**What you will do**
The material below should be written out in full and exactly; pictures stay out of the copy.

Data items:
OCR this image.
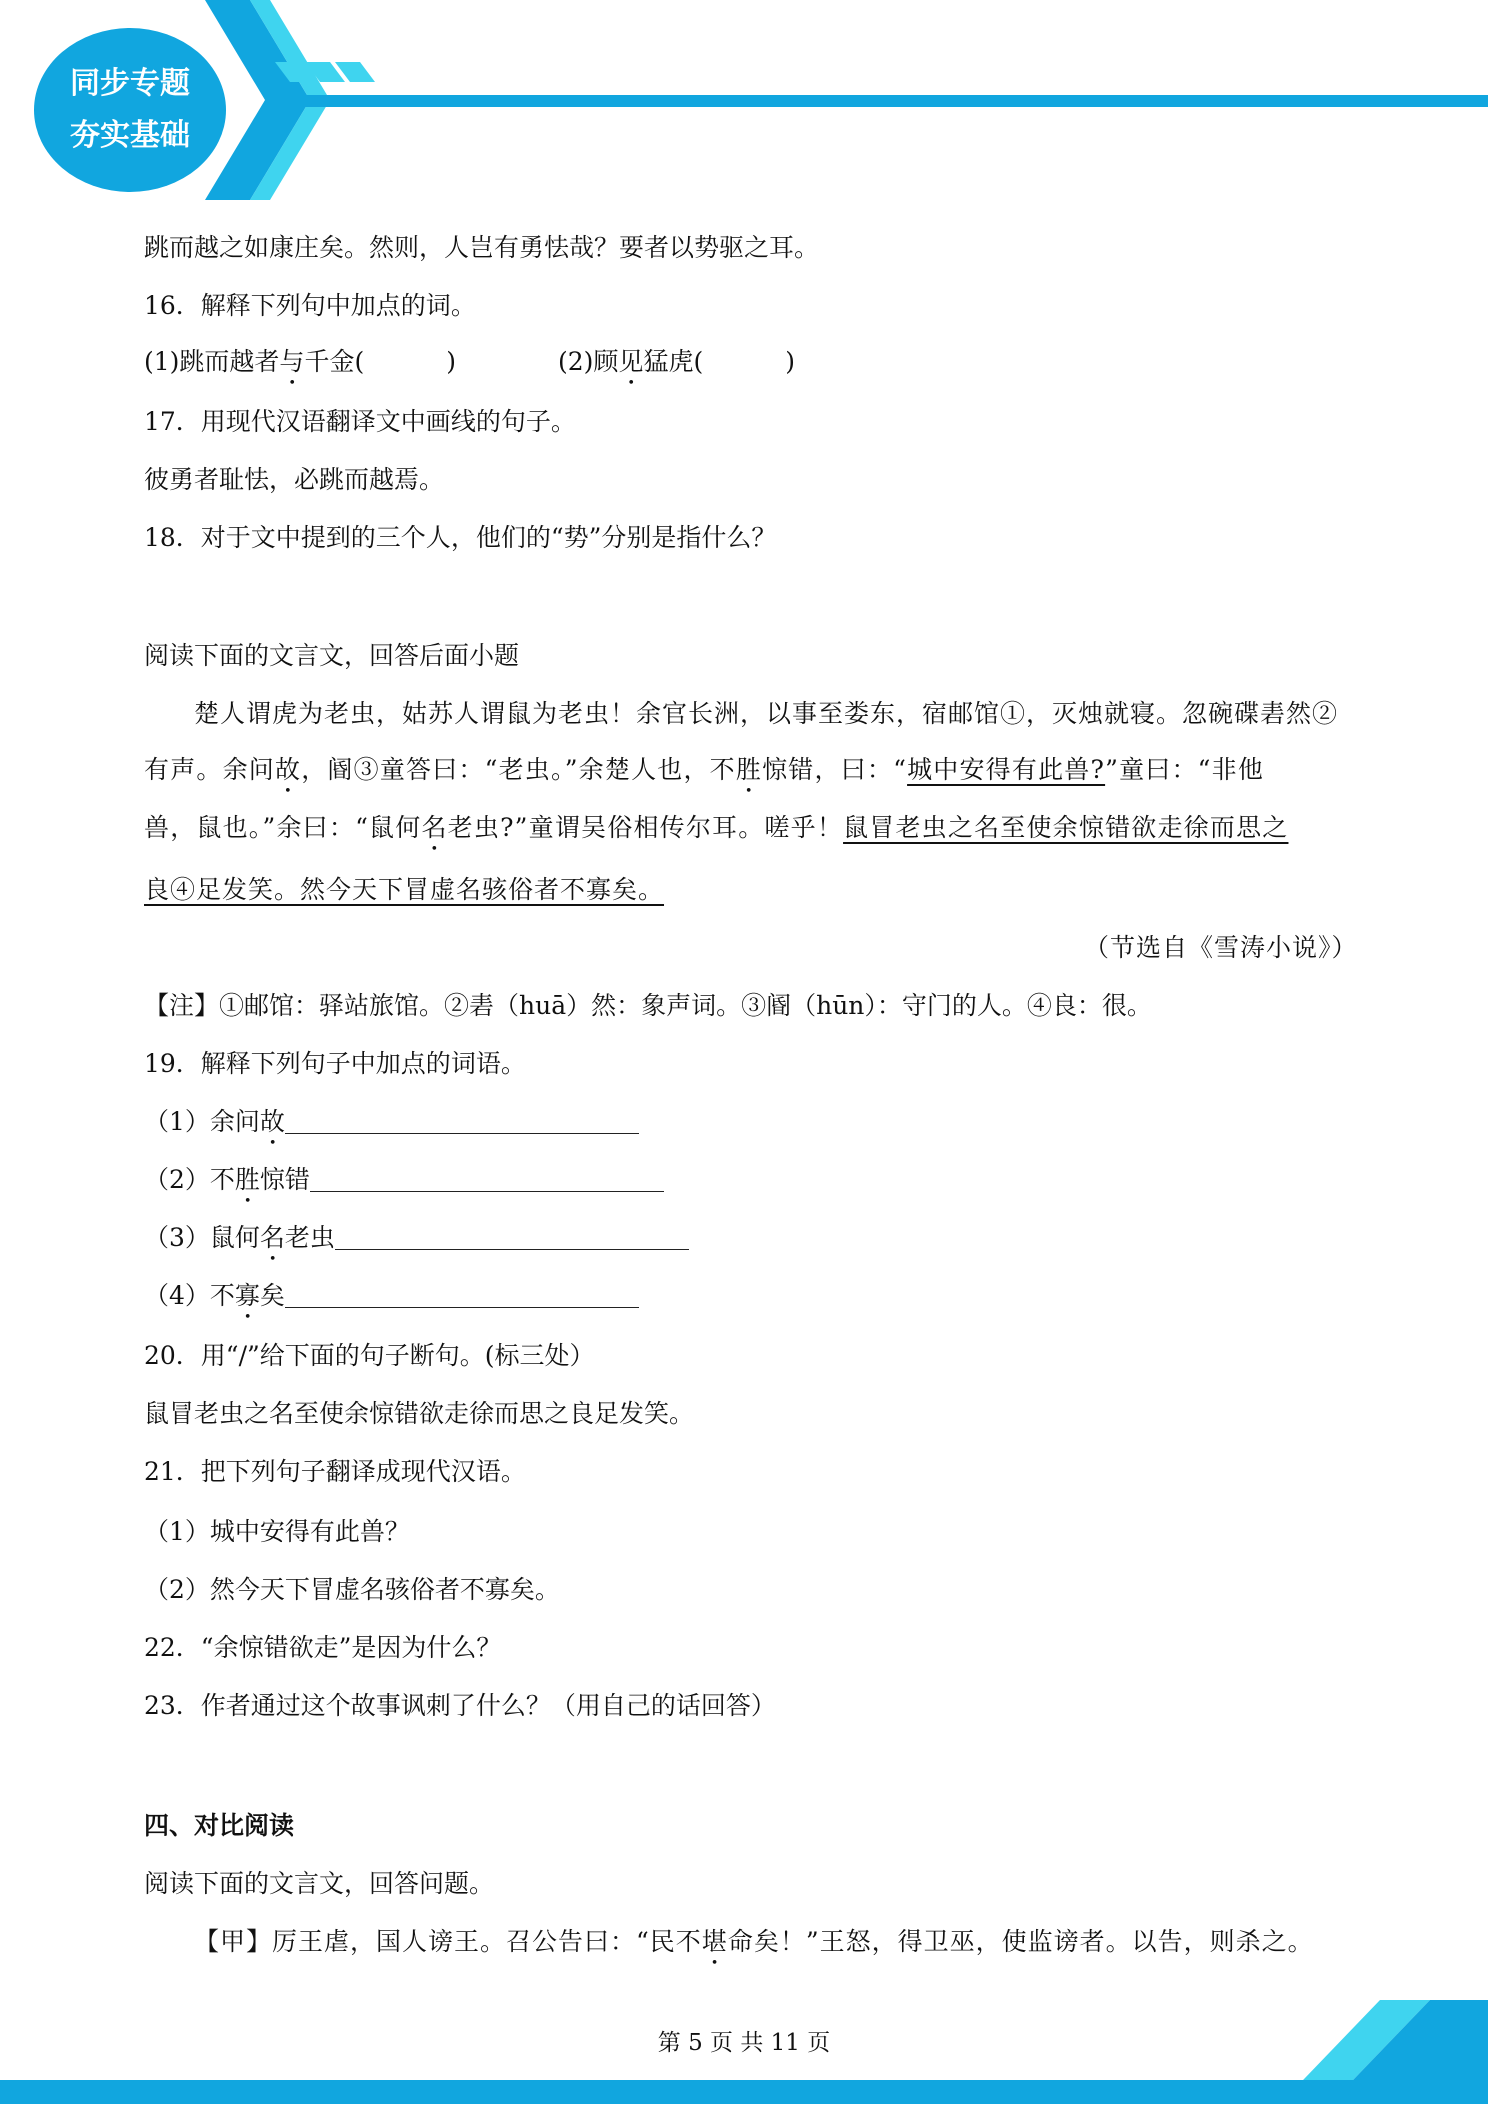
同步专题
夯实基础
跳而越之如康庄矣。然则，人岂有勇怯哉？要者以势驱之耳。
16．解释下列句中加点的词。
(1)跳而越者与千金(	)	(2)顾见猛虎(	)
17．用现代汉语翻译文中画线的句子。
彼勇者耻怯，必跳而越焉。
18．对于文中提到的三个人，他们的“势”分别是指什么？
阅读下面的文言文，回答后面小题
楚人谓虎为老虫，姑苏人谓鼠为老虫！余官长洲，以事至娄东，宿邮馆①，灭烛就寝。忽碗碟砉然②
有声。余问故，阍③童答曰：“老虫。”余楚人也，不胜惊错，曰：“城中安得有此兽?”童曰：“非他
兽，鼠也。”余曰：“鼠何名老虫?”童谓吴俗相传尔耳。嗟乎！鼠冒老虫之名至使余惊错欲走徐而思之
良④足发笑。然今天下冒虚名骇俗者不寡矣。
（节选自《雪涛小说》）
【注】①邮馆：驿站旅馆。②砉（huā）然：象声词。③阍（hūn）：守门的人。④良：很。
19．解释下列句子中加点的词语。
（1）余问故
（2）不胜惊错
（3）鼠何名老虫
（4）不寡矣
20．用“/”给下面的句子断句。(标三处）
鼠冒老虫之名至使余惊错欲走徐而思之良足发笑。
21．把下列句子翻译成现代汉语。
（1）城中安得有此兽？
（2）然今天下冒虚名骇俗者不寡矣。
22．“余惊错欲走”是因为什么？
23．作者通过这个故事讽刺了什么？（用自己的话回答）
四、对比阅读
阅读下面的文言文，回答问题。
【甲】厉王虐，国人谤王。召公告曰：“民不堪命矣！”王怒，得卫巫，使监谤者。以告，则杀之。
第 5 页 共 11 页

**Task response**
OCR this image.
同步专题
夯实基础
跳而越之如康庄矣。然则，人岂有勇怯哉？要者以势驱之耳。
16．解释下列句中加点的词。
(1)跳而越者与千金(	)	(2)顾见猛虎(	)
17．用现代汉语翻译文中画线的句子。
彼勇者耻怯，必跳而越焉。
18．对于文中提到的三个人，他们的“势”分别是指什么？
阅读下面的文言文，回答后面小题
楚人谓虎为老虫，姑苏人谓鼠为老虫！余官长洲，以事至娄东，宿邮馆①，灭烛就寝。忽碗碟砉然②
有声。余问故，阍③童答曰：“老虫。”余楚人也，不胜惊错，曰：“城中安得有此兽?”童曰：“非他
兽，鼠也。”余曰：“鼠何名老虫?”童谓吴俗相传尔耳。嗟乎！鼠冒老虫之名至使余惊错欲走徐而思之
良④足发笑。然今天下冒虚名骇俗者不寡矣。
（节选自《雪涛小说》）
【注】①邮馆：驿站旅馆。②砉（huā）然：象声词。③阍（hūn）：守门的人。④良：很。
19．解释下列句子中加点的词语。
（1）余问故
（2）不胜惊错
（3）鼠何名老虫
（4）不寡矣
20．用“/”给下面的句子断句。(标三处）
鼠冒老虫之名至使余惊错欲走徐而思之良足发笑。
21．把下列句子翻译成现代汉语。
（1）城中安得有此兽？
（2）然今天下冒虚名骇俗者不寡矣。
22．“余惊错欲走”是因为什么？
23．作者通过这个故事讽刺了什么？（用自己的话回答）
四、对比阅读
阅读下面的文言文，回答问题。
【甲】厉王虐，国人谤王。召公告曰：“民不堪命矣！”王怒，得卫巫，使监谤者。以告，则杀之。
第 5 页 共 11 页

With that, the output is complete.